#### PROBLEM REQUIREMENTS
Give the listing below again in full, exactly as written.

◆ ◆ ◆

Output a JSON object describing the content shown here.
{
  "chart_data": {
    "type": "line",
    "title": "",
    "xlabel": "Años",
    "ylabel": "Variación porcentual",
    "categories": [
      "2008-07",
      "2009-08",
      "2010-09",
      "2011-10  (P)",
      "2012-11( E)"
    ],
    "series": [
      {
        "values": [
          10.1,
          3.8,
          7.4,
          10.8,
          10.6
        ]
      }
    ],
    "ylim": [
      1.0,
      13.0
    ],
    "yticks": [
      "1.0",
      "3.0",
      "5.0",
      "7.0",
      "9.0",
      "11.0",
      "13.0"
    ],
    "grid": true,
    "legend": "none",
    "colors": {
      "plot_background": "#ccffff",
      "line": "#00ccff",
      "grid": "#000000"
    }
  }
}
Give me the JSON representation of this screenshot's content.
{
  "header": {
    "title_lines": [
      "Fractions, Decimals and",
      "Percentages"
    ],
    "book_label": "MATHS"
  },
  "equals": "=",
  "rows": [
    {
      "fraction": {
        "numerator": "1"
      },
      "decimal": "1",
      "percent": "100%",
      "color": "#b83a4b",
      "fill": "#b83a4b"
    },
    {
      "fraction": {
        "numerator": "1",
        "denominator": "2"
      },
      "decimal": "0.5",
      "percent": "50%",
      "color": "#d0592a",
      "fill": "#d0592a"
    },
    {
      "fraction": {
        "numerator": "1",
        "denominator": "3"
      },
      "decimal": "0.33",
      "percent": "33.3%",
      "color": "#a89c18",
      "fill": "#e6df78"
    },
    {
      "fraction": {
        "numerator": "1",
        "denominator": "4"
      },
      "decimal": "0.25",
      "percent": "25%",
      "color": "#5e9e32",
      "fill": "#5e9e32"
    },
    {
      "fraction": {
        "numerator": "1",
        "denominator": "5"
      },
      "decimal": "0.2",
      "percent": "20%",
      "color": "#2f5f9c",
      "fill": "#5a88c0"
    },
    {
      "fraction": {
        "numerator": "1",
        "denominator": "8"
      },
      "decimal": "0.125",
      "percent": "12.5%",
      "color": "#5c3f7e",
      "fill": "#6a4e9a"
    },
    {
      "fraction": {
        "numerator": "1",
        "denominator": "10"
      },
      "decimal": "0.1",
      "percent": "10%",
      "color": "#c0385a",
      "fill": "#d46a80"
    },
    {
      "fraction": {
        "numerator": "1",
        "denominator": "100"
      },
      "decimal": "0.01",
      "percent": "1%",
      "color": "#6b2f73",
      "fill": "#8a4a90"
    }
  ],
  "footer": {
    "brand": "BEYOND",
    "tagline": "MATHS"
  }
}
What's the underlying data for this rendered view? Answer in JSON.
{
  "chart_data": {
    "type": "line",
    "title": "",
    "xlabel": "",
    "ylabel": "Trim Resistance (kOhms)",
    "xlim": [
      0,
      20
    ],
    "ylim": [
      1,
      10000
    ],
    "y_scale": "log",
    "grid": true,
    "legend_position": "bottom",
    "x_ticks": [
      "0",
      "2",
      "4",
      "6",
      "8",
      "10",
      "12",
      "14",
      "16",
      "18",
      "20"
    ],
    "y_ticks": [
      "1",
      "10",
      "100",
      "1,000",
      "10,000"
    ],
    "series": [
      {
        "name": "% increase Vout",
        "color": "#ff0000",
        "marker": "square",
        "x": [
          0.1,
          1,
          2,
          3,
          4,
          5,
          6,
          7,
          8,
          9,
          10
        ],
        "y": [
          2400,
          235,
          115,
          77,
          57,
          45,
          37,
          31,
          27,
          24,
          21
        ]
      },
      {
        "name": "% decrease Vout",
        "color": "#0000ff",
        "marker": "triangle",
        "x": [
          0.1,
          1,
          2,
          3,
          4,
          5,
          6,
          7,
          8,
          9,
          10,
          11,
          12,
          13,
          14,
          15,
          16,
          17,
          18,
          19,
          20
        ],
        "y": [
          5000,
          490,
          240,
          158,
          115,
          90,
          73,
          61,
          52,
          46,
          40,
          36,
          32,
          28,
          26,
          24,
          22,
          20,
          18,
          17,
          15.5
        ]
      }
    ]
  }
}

◆ ◆ ◆

#### CORRECT RESPONSE
Output a JSON object describing the content shown here.
{
  "chart_data": {
    "type": "line",
    "title": "",
    "xlabel": "Años",
    "ylabel": "Variación porcentual",
    "categories": [
      "2008-07",
      "2009-08",
      "2010-09",
      "2011-10  (P)",
      "2012-11( E)"
    ],
    "series": [
      {
        "values": [
          10.1,
          3.8,
          7.4,
          10.8,
          10.6
        ]
      }
    ],
    "ylim": [
      1.0,
      13.0
    ],
    "yticks": [
      "1.0",
      "3.0",
      "5.0",
      "7.0",
      "9.0",
      "11.0",
      "13.0"
    ],
    "grid": true,
    "legend": "none",
    "colors": {
      "plot_background": "#ccffff",
      "line": "#00ccff",
      "grid": "#000000"
    }
  }
}
Give me the JSON representation of this screenshot's content.
{
  "header": {
    "title_lines": [
      "Fractions, Decimals and",
      "Percentages"
    ],
    "book_label": "MATHS"
  },
  "equals": "=",
  "rows": [
    {
      "fraction": {
        "numerator": "1"
      },
      "decimal": "1",
      "percent": "100%",
      "color": "#b83a4b",
      "fill": "#b83a4b"
    },
    {
      "fraction": {
        "numerator": "1",
        "denominator": "2"
      },
      "decimal": "0.5",
      "percent": "50%",
      "color": "#d0592a",
      "fill": "#d0592a"
    },
    {
      "fraction": {
        "numerator": "1",
        "denominator": "3"
      },
      "decimal": "0.33",
      "percent": "33.3%",
      "color": "#a89c18",
      "fill": "#e6df78"
    },
    {
      "fraction": {
        "numerator": "1",
        "denominator": "4"
      },
      "decimal": "0.25",
      "percent": "25%",
      "color": "#5e9e32",
      "fill": "#5e9e32"
    },
    {
      "fraction": {
        "numerator": "1",
        "denominator": "5"
      },
      "decimal": "0.2",
      "percent": "20%",
      "color": "#2f5f9c",
      "fill": "#5a88c0"
    },
    {
      "fraction": {
        "numerator": "1",
        "denominator": "8"
      },
      "decimal": "0.125",
      "percent": "12.5%",
      "color": "#5c3f7e",
      "fill": "#6a4e9a"
    },
    {
      "fraction": {
        "numerator": "1",
        "denominator": "10"
      },
      "decimal": "0.1",
      "percent": "10%",
      "color": "#c0385a",
      "fill": "#d46a80"
    },
    {
      "fraction": {
        "numerator": "1",
        "denominator": "100"
      },
      "decimal": "0.01",
      "percent": "1%",
      "color": "#6b2f73",
      "fill": "#8a4a90"
    }
  ],
  "footer": {
    "brand": "BEYOND",
    "tagline": "MATHS"
  }
}
What's the underlying data for this rendered view? Answer in JSON.
{
  "chart_data": {
    "type": "line",
    "title": "",
    "xlabel": "",
    "ylabel": "Trim Resistance (kOhms)",
    "xlim": [
      0,
      20
    ],
    "ylim": [
      1,
      10000
    ],
    "y_scale": "log",
    "grid": true,
    "legend_position": "bottom",
    "x_ticks": [
      "0",
      "2",
      "4",
      "6",
      "8",
      "10",
      "12",
      "14",
      "16",
      "18",
      "20"
    ],
    "y_ticks": [
      "1",
      "10",
      "100",
      "1,000",
      "10,000"
    ],
    "series": [
      {
        "name": "% increase Vout",
        "color": "#ff0000",
        "marker": "square",
        "x": [
          0.1,
          1,
          2,
          3,
          4,
          5,
          6,
          7,
          8,
          9,
          10
        ],
        "y": [
          2400,
          235,
          115,
          77,
          57,
          45,
          37,
          31,
          27,
          24,
          21
        ]
      },
      {
        "name": "% decrease Vout",
        "color": "#0000ff",
        "marker": "triangle",
        "x": [
          0.1,
          1,
          2,
          3,
          4,
          5,
          6,
          7,
          8,
          9,
          10,
          11,
          12,
          13,
          14,
          15,
          16,
          17,
          18,
          19,
          20
        ],
        "y": [
          5000,
          490,
          240,
          158,
          115,
          90,
          73,
          61,
          52,
          46,
          40,
          36,
          32,
          28,
          26,
          24,
          22,
          20,
          18,
          17,
          15.5
        ]
      }
    ]
  }
}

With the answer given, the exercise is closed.